- Written request: Determine the number of lines that contain the word "headphones", then state that number and nothing more.

[Start Data section]

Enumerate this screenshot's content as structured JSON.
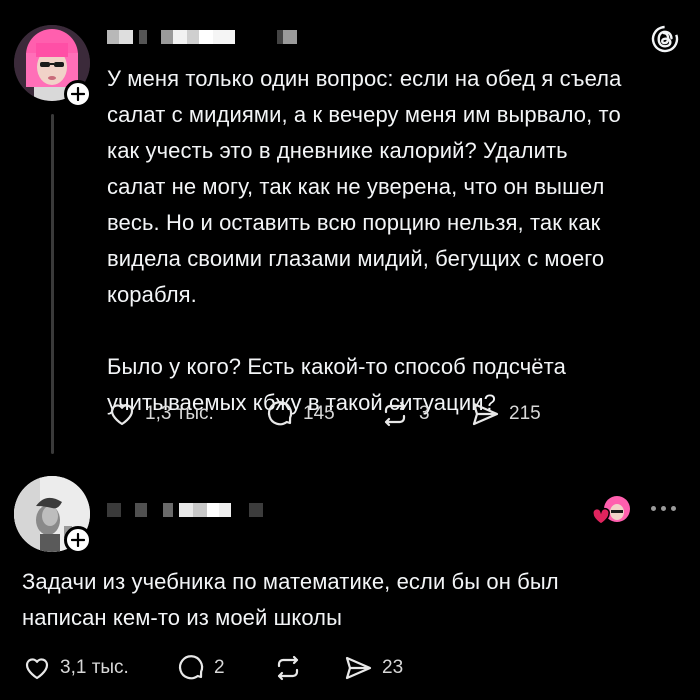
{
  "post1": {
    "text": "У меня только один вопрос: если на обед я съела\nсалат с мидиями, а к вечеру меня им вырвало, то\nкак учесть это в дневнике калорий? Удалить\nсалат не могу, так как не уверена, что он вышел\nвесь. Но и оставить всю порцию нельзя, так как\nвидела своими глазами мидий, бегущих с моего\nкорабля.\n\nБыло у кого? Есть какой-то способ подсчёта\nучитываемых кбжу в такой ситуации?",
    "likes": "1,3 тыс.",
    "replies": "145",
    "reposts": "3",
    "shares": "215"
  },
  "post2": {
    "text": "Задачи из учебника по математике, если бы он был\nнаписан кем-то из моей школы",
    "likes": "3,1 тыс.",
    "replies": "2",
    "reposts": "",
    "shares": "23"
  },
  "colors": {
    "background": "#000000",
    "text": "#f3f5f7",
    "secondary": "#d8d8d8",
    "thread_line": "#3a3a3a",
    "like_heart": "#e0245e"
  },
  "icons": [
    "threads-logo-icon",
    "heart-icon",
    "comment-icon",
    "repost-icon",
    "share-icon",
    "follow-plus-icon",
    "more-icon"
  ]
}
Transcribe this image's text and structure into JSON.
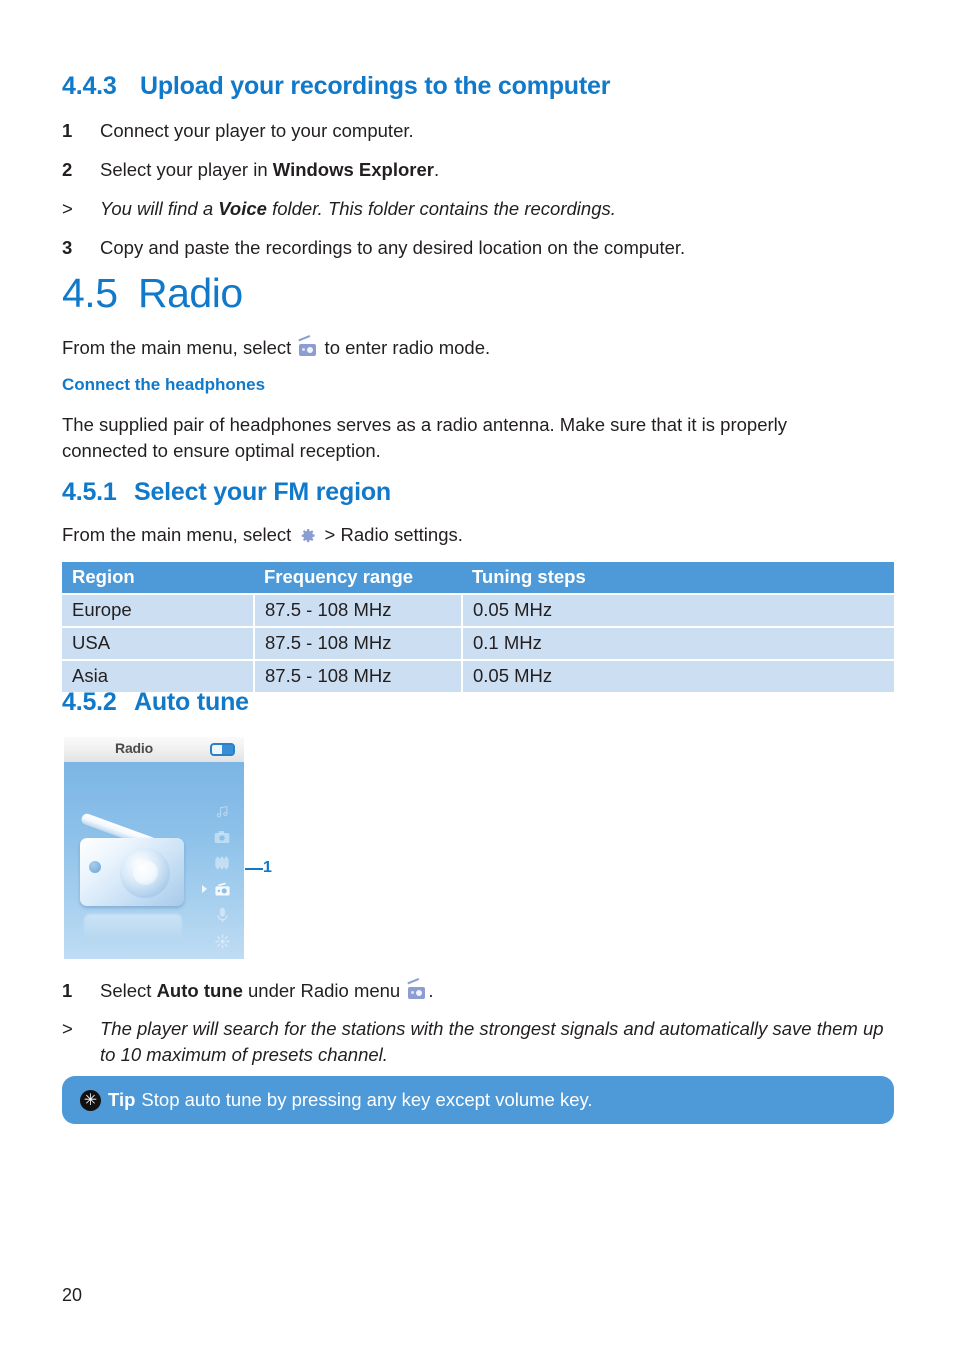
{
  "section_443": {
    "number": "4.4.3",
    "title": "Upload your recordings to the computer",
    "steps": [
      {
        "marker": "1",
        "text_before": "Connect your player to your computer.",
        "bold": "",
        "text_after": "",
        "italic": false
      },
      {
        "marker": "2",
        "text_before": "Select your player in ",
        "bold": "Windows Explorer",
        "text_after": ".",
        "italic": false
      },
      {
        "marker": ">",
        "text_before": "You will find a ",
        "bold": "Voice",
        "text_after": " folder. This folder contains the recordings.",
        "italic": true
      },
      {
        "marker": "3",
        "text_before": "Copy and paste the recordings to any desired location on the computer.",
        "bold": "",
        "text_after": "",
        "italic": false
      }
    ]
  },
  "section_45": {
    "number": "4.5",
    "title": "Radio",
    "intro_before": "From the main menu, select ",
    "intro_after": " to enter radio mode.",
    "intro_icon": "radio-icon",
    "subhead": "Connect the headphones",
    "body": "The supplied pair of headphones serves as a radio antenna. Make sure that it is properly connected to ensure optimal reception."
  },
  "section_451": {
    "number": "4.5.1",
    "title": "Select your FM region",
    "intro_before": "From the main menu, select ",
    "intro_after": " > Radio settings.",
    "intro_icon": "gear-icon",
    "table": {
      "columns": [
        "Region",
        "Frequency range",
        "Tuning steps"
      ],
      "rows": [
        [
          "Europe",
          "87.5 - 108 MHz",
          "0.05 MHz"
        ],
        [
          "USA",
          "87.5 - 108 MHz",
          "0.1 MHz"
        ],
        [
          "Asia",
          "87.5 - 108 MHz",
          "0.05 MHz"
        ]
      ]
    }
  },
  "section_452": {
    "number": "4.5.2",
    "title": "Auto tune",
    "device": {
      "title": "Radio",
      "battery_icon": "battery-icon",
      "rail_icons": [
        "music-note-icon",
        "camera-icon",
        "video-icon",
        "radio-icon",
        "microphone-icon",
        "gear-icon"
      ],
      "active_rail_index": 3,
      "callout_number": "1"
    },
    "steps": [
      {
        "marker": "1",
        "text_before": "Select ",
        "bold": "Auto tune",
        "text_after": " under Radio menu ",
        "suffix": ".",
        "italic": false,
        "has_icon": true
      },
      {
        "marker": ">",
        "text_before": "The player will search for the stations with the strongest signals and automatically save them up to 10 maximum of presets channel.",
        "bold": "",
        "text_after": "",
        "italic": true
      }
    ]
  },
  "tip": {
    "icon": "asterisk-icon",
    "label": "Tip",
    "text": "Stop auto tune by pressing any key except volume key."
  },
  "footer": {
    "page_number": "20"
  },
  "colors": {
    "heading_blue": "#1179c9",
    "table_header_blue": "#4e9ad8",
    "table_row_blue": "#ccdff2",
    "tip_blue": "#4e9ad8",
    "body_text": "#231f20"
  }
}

[End Data section]

- Expected output: 2